Collected data:
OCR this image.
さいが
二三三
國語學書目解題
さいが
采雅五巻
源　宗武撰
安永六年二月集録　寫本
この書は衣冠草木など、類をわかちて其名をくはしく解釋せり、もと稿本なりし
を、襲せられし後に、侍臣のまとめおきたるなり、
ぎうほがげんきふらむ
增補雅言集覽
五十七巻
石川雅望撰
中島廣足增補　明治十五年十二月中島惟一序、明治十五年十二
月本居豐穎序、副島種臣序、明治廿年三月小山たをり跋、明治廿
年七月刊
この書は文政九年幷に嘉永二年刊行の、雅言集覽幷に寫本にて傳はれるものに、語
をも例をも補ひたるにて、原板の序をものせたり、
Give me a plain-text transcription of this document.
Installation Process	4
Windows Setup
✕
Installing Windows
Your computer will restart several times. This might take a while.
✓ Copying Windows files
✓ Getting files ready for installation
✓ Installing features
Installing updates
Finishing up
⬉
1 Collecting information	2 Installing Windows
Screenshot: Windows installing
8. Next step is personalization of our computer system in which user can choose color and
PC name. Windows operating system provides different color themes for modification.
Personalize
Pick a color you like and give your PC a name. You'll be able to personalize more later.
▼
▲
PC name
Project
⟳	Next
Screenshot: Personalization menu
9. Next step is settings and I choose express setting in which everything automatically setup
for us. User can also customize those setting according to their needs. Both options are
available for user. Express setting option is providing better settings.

==

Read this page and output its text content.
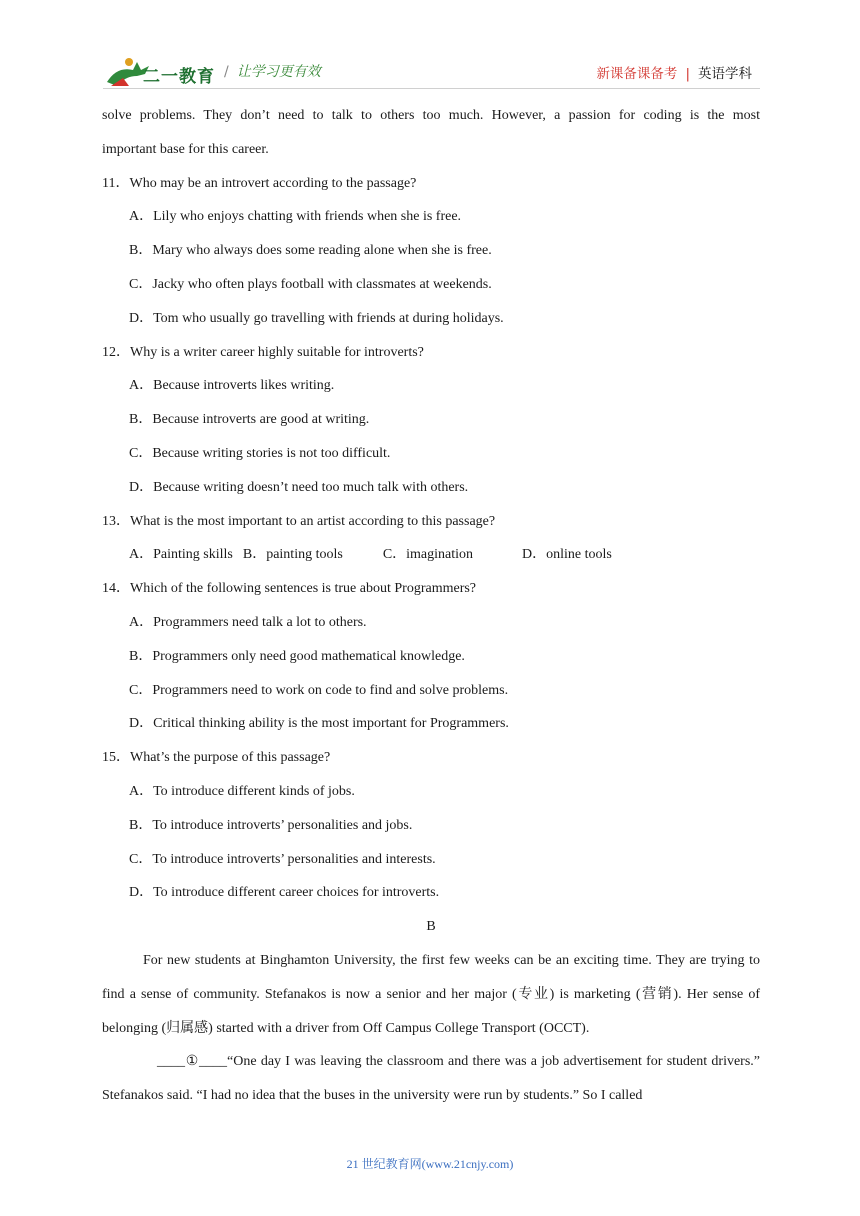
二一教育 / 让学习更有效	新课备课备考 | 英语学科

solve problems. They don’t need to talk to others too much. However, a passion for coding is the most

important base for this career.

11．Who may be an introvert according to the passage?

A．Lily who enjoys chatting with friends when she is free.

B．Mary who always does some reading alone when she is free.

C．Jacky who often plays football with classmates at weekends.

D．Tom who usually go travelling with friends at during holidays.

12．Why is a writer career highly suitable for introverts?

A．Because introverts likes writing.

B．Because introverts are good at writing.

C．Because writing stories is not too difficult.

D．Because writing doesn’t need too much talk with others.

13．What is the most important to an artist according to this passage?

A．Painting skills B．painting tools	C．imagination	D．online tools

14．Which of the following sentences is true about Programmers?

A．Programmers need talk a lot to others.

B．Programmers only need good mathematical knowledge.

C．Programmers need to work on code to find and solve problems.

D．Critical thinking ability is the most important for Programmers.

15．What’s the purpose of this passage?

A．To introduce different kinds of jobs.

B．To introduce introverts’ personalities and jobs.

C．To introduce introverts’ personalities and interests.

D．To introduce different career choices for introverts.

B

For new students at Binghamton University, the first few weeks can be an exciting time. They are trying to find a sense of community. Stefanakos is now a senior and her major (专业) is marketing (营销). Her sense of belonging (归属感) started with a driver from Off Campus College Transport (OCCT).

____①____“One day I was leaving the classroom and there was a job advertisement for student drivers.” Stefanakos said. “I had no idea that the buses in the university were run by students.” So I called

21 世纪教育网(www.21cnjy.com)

* * *

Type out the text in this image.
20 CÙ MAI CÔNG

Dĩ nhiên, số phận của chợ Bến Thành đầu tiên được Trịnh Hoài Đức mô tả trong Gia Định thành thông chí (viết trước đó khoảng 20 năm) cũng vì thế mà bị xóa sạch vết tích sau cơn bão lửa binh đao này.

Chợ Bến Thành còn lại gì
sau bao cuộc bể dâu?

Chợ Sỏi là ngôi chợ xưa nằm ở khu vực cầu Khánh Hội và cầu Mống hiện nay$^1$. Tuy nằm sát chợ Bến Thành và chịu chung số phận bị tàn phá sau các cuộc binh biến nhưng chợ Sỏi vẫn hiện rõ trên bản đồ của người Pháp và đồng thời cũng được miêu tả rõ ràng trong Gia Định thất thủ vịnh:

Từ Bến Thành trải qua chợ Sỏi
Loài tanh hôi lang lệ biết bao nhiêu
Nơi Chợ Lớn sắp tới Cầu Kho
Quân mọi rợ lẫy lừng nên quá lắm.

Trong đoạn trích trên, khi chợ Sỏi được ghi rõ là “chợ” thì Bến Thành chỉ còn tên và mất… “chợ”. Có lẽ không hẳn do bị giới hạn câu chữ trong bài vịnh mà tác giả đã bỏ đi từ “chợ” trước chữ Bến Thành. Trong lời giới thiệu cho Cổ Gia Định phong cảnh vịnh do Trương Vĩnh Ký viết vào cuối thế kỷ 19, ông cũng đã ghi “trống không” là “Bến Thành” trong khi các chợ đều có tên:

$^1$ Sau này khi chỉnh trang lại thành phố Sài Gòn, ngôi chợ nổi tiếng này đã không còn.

**WHAT YOU WILL DO**
In the entries above, find each line with the string "important" and copy it.

**PROBLEM SOLUTION**
important base for this career.
13．What is the most important to an artist according to this passage?
D．Critical thinking ability is the most important for Programmers.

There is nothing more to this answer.